Of all the lines in the material, how many include the word "Output"? Give only the number.
(begin)
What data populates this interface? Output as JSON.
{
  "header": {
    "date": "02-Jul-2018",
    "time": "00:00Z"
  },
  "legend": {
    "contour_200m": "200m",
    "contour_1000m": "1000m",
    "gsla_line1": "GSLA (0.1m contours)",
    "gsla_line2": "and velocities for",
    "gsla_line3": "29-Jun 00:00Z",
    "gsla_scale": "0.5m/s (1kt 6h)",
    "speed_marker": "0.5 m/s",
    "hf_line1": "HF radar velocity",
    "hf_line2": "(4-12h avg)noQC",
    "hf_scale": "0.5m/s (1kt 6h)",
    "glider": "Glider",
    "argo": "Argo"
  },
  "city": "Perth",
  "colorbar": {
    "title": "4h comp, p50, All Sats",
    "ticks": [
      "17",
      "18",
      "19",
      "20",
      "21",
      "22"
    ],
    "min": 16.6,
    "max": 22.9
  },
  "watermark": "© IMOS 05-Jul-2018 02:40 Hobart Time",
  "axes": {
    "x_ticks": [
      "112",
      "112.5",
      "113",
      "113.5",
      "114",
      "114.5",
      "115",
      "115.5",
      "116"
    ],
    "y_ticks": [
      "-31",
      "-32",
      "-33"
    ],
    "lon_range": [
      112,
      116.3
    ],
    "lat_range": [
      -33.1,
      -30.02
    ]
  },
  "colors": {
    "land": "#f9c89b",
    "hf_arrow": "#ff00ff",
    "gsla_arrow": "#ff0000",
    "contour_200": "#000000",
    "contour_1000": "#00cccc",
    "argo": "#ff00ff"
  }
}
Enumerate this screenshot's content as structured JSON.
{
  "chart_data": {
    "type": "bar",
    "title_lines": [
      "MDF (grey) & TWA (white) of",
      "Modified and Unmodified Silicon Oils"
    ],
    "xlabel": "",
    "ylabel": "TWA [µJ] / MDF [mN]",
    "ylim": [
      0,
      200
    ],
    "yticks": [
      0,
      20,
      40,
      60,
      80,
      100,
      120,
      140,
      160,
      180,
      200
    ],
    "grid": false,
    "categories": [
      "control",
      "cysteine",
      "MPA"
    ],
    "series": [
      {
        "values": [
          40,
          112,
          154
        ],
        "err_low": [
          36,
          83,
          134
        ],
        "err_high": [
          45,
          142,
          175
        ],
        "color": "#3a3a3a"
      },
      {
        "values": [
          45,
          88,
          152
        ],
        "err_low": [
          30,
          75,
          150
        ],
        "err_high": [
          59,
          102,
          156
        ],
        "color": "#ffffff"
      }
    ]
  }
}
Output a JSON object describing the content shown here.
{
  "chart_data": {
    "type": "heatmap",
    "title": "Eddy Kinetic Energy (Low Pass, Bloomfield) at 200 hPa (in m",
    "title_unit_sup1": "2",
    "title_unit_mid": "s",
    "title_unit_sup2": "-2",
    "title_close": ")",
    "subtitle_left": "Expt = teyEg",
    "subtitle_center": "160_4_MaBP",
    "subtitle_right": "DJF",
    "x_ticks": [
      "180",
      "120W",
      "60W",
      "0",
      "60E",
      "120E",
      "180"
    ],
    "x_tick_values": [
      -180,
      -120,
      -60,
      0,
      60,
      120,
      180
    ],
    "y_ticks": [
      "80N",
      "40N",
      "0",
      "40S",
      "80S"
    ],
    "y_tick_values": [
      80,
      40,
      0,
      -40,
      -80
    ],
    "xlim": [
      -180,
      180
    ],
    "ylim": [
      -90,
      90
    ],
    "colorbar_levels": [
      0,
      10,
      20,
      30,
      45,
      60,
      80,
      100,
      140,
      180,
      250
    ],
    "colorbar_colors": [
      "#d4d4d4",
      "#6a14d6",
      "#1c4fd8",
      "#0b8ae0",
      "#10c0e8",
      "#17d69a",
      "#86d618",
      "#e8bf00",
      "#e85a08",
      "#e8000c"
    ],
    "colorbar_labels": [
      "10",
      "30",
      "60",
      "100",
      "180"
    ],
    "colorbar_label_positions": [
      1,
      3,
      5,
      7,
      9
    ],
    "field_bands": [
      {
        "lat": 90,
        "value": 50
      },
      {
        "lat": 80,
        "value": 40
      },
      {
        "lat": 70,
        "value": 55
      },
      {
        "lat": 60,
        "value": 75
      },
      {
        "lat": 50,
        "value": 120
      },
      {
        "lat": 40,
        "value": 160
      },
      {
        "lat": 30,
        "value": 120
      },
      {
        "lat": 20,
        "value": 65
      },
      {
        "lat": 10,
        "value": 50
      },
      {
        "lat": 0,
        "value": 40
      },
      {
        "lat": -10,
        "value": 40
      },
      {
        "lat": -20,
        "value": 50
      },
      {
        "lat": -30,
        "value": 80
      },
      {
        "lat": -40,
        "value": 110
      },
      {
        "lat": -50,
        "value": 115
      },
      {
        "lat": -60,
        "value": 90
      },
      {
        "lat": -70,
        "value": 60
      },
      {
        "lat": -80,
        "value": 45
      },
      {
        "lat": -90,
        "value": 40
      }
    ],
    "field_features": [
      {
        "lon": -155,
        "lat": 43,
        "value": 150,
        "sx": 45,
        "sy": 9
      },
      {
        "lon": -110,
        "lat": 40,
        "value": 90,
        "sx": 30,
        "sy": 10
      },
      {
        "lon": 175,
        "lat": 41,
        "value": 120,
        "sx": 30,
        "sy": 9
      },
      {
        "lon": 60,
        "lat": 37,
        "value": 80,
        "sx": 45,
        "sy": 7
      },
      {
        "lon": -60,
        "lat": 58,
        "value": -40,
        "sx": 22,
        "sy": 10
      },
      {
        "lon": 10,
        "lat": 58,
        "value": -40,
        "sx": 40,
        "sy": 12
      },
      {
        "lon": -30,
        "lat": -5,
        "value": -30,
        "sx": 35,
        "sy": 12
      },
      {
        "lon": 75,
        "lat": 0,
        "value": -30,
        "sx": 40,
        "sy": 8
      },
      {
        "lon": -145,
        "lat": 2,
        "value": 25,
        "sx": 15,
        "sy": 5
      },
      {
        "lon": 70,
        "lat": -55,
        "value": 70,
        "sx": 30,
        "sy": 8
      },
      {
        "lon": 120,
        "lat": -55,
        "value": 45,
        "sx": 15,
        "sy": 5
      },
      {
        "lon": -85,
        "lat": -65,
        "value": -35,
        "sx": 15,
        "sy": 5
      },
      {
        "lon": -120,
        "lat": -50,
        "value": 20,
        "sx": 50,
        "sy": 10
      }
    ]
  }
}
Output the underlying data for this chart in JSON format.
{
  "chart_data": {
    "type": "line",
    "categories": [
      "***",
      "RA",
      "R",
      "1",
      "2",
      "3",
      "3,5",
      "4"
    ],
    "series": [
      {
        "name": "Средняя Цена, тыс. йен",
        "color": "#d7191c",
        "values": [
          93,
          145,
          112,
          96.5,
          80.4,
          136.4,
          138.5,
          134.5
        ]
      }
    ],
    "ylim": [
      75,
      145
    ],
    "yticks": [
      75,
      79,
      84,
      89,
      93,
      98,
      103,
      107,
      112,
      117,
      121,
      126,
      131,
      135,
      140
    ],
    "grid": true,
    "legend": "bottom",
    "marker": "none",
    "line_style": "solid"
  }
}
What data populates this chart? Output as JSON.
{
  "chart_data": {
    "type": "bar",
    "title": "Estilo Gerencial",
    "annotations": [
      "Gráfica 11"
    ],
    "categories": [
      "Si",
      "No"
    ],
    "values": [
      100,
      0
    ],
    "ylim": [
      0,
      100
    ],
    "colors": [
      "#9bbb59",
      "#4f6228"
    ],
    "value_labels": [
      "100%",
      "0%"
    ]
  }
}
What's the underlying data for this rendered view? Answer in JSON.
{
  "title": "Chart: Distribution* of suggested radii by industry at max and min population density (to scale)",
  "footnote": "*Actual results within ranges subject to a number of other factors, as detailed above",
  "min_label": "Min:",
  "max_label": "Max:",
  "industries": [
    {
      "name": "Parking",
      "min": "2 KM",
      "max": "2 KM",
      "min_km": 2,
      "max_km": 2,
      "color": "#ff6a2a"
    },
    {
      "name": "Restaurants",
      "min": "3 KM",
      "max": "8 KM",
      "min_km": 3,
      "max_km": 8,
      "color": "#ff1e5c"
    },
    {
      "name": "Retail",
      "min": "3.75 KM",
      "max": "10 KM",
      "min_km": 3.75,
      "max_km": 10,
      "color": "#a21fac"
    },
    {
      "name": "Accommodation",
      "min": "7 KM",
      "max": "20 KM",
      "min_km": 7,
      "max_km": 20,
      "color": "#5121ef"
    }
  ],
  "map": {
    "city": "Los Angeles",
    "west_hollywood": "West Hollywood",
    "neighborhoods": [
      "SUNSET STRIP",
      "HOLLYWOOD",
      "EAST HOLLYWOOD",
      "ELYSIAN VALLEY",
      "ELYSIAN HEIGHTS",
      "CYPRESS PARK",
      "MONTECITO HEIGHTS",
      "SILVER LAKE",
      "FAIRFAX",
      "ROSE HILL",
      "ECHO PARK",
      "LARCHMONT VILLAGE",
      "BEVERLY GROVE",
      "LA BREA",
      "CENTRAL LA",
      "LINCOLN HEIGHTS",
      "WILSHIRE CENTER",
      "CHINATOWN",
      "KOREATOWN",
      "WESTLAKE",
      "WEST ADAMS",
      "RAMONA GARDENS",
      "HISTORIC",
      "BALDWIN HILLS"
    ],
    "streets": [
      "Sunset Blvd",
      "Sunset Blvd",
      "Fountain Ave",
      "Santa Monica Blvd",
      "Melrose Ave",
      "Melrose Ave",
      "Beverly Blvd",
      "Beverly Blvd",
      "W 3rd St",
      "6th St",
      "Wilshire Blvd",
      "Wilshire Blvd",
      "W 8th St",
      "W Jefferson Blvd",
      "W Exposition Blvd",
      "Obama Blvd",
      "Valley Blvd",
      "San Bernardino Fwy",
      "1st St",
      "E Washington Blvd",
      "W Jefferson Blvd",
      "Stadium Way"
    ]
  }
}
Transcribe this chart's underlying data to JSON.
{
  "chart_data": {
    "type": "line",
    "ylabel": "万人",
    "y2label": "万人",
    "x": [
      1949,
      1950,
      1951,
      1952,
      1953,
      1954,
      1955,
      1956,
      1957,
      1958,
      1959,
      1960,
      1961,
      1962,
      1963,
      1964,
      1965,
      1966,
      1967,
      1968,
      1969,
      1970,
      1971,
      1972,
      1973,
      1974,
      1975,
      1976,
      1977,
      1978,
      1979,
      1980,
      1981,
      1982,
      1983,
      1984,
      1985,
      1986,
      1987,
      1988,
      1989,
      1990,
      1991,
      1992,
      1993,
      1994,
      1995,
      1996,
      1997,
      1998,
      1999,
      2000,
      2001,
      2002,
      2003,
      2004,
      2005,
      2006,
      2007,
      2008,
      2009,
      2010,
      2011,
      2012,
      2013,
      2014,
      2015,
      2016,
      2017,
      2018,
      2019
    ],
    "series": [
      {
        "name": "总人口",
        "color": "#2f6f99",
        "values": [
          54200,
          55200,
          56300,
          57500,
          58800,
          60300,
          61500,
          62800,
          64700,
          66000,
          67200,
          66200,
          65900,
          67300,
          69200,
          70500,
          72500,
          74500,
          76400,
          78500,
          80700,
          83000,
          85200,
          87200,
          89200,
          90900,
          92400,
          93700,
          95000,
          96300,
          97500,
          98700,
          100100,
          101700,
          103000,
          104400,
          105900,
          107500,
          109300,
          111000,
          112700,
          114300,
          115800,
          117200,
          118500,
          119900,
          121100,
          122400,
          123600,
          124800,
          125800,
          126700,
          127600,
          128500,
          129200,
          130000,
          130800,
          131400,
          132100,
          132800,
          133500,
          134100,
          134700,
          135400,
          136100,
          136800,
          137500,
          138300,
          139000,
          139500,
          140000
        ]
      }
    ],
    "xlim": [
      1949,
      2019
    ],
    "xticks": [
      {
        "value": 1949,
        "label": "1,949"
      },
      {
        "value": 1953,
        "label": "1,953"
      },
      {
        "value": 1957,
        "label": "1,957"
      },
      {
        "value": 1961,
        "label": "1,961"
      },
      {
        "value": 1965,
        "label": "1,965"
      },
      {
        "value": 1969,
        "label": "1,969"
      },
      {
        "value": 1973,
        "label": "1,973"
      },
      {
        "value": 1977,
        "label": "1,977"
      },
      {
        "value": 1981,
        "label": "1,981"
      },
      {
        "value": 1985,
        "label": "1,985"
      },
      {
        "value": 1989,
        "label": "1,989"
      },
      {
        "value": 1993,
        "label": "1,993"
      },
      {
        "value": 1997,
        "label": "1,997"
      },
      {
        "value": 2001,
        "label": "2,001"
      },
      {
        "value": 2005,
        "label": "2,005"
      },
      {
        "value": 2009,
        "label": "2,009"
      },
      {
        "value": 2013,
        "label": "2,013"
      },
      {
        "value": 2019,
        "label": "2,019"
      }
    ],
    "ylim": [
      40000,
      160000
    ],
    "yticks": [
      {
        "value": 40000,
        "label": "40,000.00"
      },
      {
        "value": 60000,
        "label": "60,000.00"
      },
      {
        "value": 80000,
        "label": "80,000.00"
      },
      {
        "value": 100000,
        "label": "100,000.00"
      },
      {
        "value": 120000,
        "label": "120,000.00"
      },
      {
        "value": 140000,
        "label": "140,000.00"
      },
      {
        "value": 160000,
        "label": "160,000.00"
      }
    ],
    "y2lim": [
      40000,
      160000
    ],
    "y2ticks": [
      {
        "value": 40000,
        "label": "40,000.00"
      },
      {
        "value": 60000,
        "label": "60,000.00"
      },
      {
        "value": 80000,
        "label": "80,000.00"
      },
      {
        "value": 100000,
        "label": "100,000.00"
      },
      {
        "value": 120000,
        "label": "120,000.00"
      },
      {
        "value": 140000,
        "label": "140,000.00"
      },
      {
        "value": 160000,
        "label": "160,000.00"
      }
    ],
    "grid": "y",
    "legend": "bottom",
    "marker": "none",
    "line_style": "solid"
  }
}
(end)
(Task solution)
4